(Element box annotations)
Start

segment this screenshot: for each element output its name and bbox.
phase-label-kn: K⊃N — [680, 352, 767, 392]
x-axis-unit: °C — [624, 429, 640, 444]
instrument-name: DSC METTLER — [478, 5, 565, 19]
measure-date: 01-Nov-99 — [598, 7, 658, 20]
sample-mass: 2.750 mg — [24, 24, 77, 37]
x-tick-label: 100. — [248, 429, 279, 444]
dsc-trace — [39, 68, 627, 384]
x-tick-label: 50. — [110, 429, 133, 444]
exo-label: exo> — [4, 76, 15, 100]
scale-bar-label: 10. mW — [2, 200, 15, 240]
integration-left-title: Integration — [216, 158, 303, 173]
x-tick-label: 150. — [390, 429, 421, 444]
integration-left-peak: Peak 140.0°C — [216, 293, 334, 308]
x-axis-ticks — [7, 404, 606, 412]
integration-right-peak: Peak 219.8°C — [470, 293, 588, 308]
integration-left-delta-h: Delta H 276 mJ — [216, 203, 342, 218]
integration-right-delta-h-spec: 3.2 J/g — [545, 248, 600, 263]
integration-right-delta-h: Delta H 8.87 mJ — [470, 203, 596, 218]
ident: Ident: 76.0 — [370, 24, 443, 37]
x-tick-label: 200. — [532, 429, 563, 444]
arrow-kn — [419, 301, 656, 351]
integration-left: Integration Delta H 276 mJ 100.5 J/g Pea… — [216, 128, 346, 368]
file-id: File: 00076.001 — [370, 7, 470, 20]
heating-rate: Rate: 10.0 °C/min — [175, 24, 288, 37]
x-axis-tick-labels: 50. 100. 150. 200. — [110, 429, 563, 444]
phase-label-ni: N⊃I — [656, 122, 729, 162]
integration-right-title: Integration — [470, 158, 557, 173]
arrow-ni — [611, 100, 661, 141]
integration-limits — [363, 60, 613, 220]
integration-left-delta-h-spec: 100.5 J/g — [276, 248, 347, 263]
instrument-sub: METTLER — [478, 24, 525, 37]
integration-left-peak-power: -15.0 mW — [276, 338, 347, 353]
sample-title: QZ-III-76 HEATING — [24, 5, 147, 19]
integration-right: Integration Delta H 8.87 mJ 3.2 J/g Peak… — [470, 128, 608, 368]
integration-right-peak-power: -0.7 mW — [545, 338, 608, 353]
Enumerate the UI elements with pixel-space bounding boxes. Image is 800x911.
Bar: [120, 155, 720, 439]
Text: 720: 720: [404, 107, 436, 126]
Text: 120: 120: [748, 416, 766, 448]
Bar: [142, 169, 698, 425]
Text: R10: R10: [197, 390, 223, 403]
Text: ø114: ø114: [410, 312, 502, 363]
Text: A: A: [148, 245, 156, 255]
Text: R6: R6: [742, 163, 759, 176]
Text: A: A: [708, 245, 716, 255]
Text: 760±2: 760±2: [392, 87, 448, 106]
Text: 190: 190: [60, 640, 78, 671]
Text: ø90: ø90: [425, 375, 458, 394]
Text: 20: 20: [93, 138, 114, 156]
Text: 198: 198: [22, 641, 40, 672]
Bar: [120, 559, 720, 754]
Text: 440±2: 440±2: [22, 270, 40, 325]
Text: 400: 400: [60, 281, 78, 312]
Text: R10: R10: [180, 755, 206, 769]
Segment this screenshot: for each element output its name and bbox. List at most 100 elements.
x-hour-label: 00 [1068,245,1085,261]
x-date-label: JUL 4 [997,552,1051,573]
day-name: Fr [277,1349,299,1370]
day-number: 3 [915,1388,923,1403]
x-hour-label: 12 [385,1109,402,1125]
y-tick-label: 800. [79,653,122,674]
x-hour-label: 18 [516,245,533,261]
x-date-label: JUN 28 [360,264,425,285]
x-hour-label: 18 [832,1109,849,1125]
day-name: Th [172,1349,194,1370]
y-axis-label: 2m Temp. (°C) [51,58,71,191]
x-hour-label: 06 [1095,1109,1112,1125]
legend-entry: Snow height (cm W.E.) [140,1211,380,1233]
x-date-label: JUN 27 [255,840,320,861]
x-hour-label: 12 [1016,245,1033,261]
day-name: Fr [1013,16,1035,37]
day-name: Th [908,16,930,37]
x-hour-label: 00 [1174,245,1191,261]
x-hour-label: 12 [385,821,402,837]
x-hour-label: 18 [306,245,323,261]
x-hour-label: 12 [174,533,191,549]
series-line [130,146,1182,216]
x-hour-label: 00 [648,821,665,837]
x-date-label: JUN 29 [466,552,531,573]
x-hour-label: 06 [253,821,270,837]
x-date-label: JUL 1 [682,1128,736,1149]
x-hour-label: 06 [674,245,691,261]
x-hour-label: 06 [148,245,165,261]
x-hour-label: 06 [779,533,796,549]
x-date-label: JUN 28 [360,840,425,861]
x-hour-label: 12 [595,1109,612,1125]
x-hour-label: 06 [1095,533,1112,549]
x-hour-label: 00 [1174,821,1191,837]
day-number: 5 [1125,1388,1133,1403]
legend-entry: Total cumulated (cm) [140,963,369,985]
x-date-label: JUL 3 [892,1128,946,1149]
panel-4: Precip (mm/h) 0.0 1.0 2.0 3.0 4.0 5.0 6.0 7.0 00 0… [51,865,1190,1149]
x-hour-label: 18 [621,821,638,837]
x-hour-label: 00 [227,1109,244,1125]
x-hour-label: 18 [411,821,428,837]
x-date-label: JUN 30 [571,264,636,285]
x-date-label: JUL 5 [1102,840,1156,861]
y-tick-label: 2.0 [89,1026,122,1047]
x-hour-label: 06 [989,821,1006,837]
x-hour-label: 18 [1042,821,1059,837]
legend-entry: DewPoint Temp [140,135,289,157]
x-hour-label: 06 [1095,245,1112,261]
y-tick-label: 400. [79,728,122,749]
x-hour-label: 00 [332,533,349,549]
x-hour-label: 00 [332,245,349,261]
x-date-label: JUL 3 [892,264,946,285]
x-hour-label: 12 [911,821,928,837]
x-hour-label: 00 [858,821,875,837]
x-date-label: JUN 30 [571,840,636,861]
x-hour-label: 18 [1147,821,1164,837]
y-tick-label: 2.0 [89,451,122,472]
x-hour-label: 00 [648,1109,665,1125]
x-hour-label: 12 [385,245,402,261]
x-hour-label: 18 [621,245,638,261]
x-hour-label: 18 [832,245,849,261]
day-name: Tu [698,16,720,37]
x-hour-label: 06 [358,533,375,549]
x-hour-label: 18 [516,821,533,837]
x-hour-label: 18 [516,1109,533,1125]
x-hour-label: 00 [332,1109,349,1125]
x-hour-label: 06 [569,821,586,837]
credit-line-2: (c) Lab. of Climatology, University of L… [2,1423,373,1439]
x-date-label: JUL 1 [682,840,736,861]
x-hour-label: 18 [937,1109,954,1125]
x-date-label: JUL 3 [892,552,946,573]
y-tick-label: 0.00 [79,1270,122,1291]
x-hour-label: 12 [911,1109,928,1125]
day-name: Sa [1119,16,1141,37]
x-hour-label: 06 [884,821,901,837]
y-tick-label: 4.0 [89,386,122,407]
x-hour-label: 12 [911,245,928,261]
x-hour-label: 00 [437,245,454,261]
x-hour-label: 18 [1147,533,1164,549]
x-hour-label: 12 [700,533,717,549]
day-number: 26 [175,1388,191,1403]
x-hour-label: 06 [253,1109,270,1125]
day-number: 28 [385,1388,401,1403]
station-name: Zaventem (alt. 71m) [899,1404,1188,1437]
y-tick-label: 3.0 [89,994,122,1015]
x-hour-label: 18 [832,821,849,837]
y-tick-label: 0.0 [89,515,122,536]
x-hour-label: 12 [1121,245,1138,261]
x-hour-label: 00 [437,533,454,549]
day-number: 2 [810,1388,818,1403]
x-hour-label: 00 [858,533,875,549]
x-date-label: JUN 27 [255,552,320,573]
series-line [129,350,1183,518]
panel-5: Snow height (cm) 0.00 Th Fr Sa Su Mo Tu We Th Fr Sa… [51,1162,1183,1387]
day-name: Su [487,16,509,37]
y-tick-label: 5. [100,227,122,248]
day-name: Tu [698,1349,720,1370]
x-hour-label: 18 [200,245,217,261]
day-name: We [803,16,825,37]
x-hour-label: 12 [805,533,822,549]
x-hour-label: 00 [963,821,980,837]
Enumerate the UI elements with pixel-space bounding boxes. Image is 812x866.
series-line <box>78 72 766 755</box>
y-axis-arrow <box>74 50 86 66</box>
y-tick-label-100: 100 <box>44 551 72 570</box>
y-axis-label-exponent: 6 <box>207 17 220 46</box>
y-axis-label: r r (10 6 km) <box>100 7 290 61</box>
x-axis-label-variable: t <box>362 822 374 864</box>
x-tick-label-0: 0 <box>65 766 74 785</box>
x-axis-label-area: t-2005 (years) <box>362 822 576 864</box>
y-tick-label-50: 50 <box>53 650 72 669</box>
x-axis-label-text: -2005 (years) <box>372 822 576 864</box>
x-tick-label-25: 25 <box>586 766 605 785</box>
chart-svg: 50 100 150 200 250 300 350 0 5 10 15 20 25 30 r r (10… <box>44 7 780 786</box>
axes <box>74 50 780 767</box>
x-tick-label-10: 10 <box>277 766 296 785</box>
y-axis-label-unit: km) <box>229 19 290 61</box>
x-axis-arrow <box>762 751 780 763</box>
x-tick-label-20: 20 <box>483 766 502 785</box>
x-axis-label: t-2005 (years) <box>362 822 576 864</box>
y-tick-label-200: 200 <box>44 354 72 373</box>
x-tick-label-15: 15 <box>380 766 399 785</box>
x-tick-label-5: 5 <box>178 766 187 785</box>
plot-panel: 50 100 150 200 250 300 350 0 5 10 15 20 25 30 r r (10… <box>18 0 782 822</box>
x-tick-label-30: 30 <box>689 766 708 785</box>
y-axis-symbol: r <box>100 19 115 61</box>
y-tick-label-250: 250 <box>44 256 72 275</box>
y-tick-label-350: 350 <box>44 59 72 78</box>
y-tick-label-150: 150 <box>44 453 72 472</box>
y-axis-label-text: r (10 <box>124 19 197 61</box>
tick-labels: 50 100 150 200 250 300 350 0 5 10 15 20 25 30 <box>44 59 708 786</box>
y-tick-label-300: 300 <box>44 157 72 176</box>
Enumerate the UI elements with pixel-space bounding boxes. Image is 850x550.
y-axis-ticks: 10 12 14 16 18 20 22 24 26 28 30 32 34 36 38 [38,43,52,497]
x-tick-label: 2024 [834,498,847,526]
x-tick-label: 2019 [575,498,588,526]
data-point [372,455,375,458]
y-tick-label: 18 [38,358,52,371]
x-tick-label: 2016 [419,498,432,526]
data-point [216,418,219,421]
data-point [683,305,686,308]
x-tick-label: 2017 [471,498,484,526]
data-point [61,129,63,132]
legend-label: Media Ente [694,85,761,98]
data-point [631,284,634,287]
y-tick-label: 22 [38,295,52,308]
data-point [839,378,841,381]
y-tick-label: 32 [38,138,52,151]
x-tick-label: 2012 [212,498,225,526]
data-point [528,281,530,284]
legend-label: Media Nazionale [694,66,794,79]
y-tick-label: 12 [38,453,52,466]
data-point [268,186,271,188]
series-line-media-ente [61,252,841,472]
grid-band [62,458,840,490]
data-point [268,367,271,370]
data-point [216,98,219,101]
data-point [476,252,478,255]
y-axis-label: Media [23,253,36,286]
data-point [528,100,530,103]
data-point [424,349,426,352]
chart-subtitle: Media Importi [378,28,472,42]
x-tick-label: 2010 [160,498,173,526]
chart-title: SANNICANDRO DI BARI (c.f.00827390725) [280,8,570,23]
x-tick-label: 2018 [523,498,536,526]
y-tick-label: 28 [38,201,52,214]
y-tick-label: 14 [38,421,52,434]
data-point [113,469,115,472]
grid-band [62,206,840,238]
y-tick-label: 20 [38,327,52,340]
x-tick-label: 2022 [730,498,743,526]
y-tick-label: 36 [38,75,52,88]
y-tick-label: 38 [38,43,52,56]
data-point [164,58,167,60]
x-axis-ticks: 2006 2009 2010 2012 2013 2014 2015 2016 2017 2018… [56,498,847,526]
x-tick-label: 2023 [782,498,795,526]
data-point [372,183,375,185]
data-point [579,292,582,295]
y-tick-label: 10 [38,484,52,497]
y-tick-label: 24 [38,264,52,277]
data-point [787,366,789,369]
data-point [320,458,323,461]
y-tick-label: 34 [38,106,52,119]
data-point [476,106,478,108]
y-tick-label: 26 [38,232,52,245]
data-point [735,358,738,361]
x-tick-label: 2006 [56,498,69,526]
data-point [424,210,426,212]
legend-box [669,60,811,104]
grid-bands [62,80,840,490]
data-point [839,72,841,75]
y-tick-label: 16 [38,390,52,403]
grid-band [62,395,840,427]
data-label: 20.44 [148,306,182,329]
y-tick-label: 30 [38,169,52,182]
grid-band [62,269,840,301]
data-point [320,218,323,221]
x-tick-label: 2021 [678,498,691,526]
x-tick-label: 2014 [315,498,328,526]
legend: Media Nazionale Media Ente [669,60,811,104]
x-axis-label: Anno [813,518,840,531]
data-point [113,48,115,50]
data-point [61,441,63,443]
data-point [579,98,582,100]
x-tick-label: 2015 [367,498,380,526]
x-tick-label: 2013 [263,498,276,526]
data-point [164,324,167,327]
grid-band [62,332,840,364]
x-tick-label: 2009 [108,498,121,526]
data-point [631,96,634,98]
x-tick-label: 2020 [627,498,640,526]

End

* [What this task involves]
Edit the items starting at the first line and ending at the line that contains "x-axis-ticks — [7, 404, 606, 412]", replacing "x-tick-label" with "tick-label" wherever it occurs and keeping everything else the same.

* [Finished answer]
segment this screenshot: for each element output its name and bbox.
phase-label-kn: K⊃N — [680, 352, 767, 392]
x-axis-unit: °C — [624, 429, 640, 444]
instrument-name: DSC METTLER — [478, 5, 565, 19]
measure-date: 01-Nov-99 — [598, 7, 658, 20]
sample-mass: 2.750 mg — [24, 24, 77, 37]
tick-label: 100. — [248, 429, 279, 444]
dsc-trace — [39, 68, 627, 384]
tick-label: 50. — [110, 429, 133, 444]
exo-label: exo> — [4, 76, 15, 100]
scale-bar-label: 10. mW — [2, 200, 15, 240]
integration-left-title: Integration — [216, 158, 303, 173]
tick-label: 150. — [390, 429, 421, 444]
integration-left-peak: Peak 140.0°C — [216, 293, 334, 308]
x-axis-ticks — [7, 404, 606, 412]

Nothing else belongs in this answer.